**Fragmento:**
━━━━━━━━
El Estado solidario
En la
etiología de la crisis financiera y económica que está asolando los
mercados de todo el mundo encontramos, de nuevo, la tradicional polémica
entre la libertad y la intervención. Entre la libertad y la
solidaridad. En efecto, desde hace mucho tiempo, el pensamiento bipolar y
maniqueo, hoy tan de moda, ha procurado que entre ambos conceptos se
produjera una feroz oposición evitando cualquier puente o aproximación
entre ellos. La razón reside, me parece, en el miedo, en el temor de los
beneficiados por ambas posiciones ideológicas a perder la posición.
Como es
sabido, el exceso y desproporción de la intervención, el Estado estático
de bienestar en otras palabras, ha hecho crisis y ha provocado un
rápido y creciente vaciado de la caja del Estado. El Jefe de Gobierno
holandés no hace mucho apelaba a la superación del Estado estático de
bienestar para centrar nuestra mirada en el Estado solidario. Un modelo
de Estado más dinámico y social, un modelo más abierto y complementario,
un modelo orientado a promover las condiciones para que todos podamos
ejercer la libertad de forma solidaria.
El
problema de estos años ha sido, simplificando las cosas, que en nombre
de la solidaridad social, quienes en cada momento estaban al frente, se
concentraron en una fabulosa operación de manipulación y control social
alimentada financieramente por loa minoría propietaria del sistema.
Incluso, en el colmo de los colmos, bajo la bandera de la solidaridad se
incrementa una deuda, que más pronto que tarde, caerá sobre las futuras
generaciones.
La
solidaridad, bien lo sabemos los que trabajamos desde los postulados del
pensamiento abierto, plural, dinámico y complementario, constituye una
clave para comprender el alcance de la libertad de las personas. En
efecto, lejos de los planteamientos radicalmente individualistas, y
consecuentemente de los utilitaristas, entiendo –precisamente porque
afirmo la dimensión personal del individuo humano- que una concepción de
la libertad que haga abstracción de la solidaridad, es antisocial y
derivadamente crea condiciones de injusticia.
En este
sentido la libertad, siendo un bien primario, no es un bien absoluto,
sino un bien condicionado por el compromiso social necesario,
ineludible, para que el ser humano pueda realizarse plenamente como tal.
Dicho de otra manera: si puede afirmarse que el hombre y la mujer son
constitutivamente seres libres, en la misma medida son
constitutivamente solidarios.
En efecto,
la gran opción moral es vivir libre y solidariamente. El mercado, que
es una institución en la que reina la libertad, tiene, sin embargo, en
sí misma, elementos sociales, aspectos de solidaridad. El mercado sin
límites no es mercado. Igualmente, el interés público sin límites no es
interés público. La racionalidad y objetividad que se debe predicar de
cualquier actividad humana, obviamente también debe presidir tanto el
funcionamiento del mercado como el del Estado.
━━━━━━━━
Reproduzca literalmente el pasaje del artículo sobre el Estado solidario que empieza con "Incluso, en el" y llega hasta "generaciones.".

**Extracto del listado:**
━━━━━━━━
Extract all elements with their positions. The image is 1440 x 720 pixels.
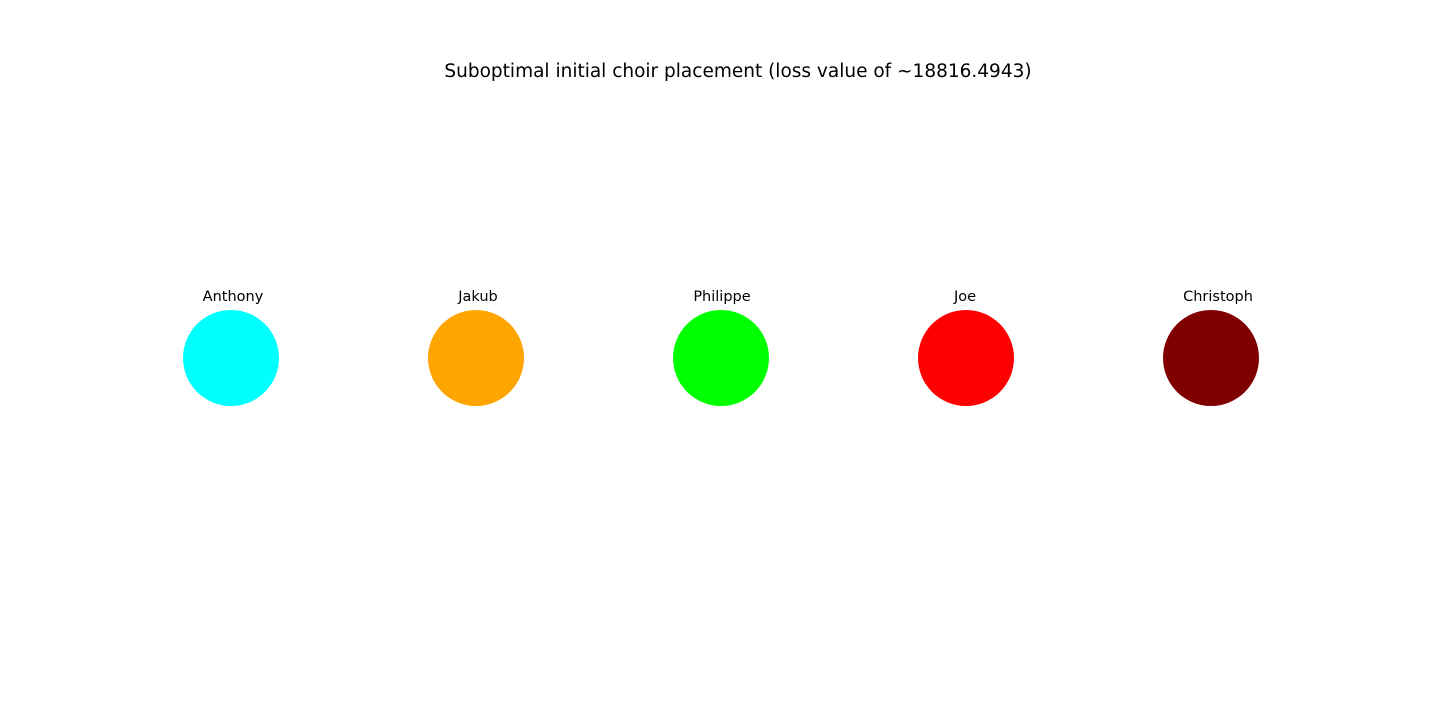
━━━━━━━━
**Respuesta:**
Incluso, en el colmo de los colmos, bajo la bandera de la solidaridad se
incrementa una deuda, que más pronto que tarde, caerá sobre las futuras
generaciones.